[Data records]
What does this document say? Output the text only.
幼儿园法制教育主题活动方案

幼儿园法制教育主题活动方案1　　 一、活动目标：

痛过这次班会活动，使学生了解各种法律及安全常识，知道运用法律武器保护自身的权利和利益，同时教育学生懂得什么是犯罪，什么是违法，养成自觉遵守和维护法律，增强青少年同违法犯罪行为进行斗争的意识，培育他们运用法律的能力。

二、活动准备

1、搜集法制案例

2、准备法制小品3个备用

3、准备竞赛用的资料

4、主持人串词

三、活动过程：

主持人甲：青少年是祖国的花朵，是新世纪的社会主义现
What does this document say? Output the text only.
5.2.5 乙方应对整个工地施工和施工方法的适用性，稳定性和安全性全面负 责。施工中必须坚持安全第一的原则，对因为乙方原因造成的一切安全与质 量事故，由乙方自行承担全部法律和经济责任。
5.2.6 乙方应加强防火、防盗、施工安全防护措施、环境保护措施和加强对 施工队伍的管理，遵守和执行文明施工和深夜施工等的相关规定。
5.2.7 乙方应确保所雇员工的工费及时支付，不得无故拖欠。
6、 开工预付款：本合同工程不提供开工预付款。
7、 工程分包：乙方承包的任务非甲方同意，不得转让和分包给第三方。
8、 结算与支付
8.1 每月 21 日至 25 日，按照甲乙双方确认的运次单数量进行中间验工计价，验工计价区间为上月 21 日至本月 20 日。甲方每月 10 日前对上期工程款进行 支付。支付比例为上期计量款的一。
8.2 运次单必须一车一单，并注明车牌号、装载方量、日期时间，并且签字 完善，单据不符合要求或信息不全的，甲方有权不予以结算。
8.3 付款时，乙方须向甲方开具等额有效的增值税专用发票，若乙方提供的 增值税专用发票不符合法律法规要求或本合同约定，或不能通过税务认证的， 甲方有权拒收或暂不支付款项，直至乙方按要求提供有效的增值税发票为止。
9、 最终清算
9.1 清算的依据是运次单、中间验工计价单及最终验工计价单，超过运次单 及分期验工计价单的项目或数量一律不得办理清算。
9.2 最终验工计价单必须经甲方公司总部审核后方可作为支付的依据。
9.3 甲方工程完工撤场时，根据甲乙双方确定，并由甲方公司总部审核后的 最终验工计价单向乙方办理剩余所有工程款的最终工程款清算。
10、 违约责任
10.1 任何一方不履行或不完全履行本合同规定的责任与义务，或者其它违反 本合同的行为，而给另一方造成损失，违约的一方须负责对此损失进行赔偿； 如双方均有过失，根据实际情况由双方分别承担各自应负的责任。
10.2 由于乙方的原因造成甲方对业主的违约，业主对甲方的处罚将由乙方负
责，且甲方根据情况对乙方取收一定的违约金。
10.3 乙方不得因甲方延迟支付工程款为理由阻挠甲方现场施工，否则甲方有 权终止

## STATED EXERCISE
Take the data above and return it exactly.

## EXERCISE RESPONSE
What does this document say? Output the text only.
幼儿园法制教育主题活动方案

幼儿园法制教育主题活动方案1　　 一、活动目标：

痛过这次班会活动，使学生了解各种法律及安全常识，知道运用法律武器保护自身的权利和利益，同时教育学生懂得什么是犯罪，什么是违法，养成自觉遵守和维护法律，增强青少年同违法犯罪行为进行斗争的意识，培育他们运用法律的能力。

二、活动准备

1、搜集法制案例

2、准备法制小品3个备用

3、准备竞赛用的资料

4、主持人串词

三、活动过程：

主持人甲：青少年是祖国的花朵，是新世纪的社会主义现
What does this document say? Output the text only.
5.2.5 乙方应对整个工地施工和施工方法的适用性，稳定性和安全性全面负 责。施工中必须坚持安全第一的原则，对因为乙方原因造成的一切安全与质 量事故，由乙方自行承担全部法律和经济责任。
5.2.6 乙方应加强防火、防盗、施工安全防护措施、环境保护措施和加强对 施工队伍的管理，遵守和执行文明施工和深夜施工等的相关规定。
5.2.7 乙方应确保所雇员工的工费及时支付，不得无故拖欠。
6、 开工预付款：本合同工程不提供开工预付款。
7、 工程分包：乙方承包的任务非甲方同意，不得转让和分包给第三方。
8、 结算与支付
8.1 每月 21 日至 25 日，按照甲乙双方确认的运次单数量进行中间验工计价，验工计价区间为上月 21 日至本月 20 日。甲方每月 10 日前对上期工程款进行 支付。支付比例为上期计量款的一。
8.2 运次单必须一车一单，并注明车牌号、装载方量、日期时间，并且签字 完善，单据不符合要求或信息不全的，甲方有权不予以结算。
8.3 付款时，乙方须向甲方开具等额有效的增值税专用发票，若乙方提供的 增值税专用发票不符合法律法规要求或本合同约定，或不能通过税务认证的， 甲方有权拒收或暂不支付款项，直至乙方按要求提供有效的增值税发票为止。
9、 最终清算
9.1 清算的依据是运次单、中间验工计价单及最终验工计价单，超过运次单 及分期验工计价单的项目或数量一律不得办理清算。
9.2 最终验工计价单必须经甲方公司总部审核后方可作为支付的依据。
9.3 甲方工程完工撤场时，根据甲乙双方确定，并由甲方公司总部审核后的 最终验工计价单向乙方办理剩余所有工程款的最终工程款清算。
10、 违约责任
10.1 任何一方不履行或不完全履行本合同规定的责任与义务，或者其它违反 本合同的行为，而给另一方造成损失，违约的一方须负责对此损失进行赔偿； 如双方均有过失，根据实际情况由双方分别承担各自应负的责任。
10.2 由于乙方的原因造成甲方对业主的违约，业主对甲方的处罚将由乙方负
责，且甲方根据情况对乙方取收一定的违约金。
10.3 乙方不得因甲方延迟支付工程款为理由阻挠甲方现场施工，否则甲方有 权终止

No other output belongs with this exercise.